• _Written exercise_: Copy the lines below as they are; omit the images they contain.

• _Records provided_:
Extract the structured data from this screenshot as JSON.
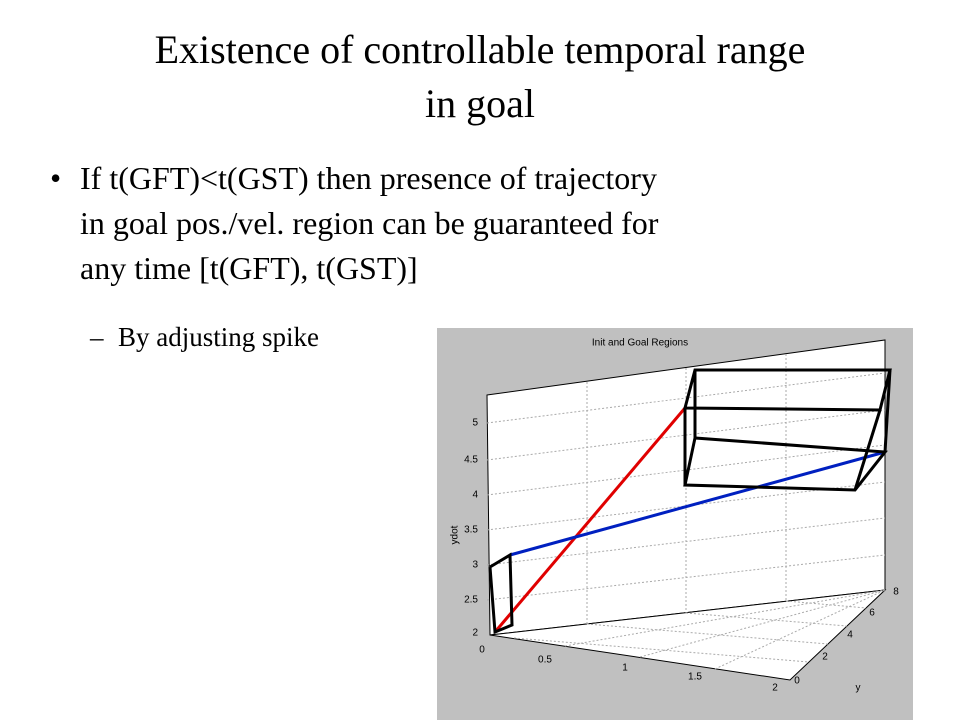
{
  "slide": {
    "title_lines": [
      "Existence of controllable temporal range",
      "in goal"
    ],
    "bullet": [
      "If t(GFT)<t(GST) then presence of trajectory",
      "in goal pos./vel. region can be guaranteed for",
      "any time [t(GFT), t(GST)]"
    ],
    "sub_bullet": "By adjusting spike"
  },
  "figure": {
    "title": "Init and Goal Regions",
    "z_ticks": [
      "5",
      "4.5",
      "4",
      "3.5",
      "3",
      "2.5",
      "2"
    ],
    "x_ticks": [
      "0",
      "0.5",
      "1",
      "1.5",
      "2"
    ],
    "y_ticks": [
      "0",
      "2",
      "4",
      "6",
      "8"
    ],
    "y_label": "y",
    "z_label": "ydot"
  }
}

• _Full response_:
Extract the structured data from this screenshot as JSON.
{
  "slide": {
    "title_lines": [
      "Existence of controllable temporal range",
      "in goal"
    ],
    "bullet": [
      "If t(GFT)<t(GST) then presence of trajectory",
      "in goal pos./vel. region can be guaranteed for",
      "any time [t(GFT), t(GST)]"
    ],
    "sub_bullet": "By adjusting spike"
  },
  "figure": {
    "title": "Init and Goal Regions",
    "z_ticks": [
      "5",
      "4.5",
      "4",
      "3.5",
      "3",
      "2.5",
      "2"
    ],
    "x_ticks": [
      "0",
      "0.5",
      "1",
      "1.5",
      "2"
    ],
    "y_ticks": [
      "0",
      "2",
      "4",
      "6",
      "8"
    ],
    "y_label": "y",
    "z_label": "ydot"
  }
}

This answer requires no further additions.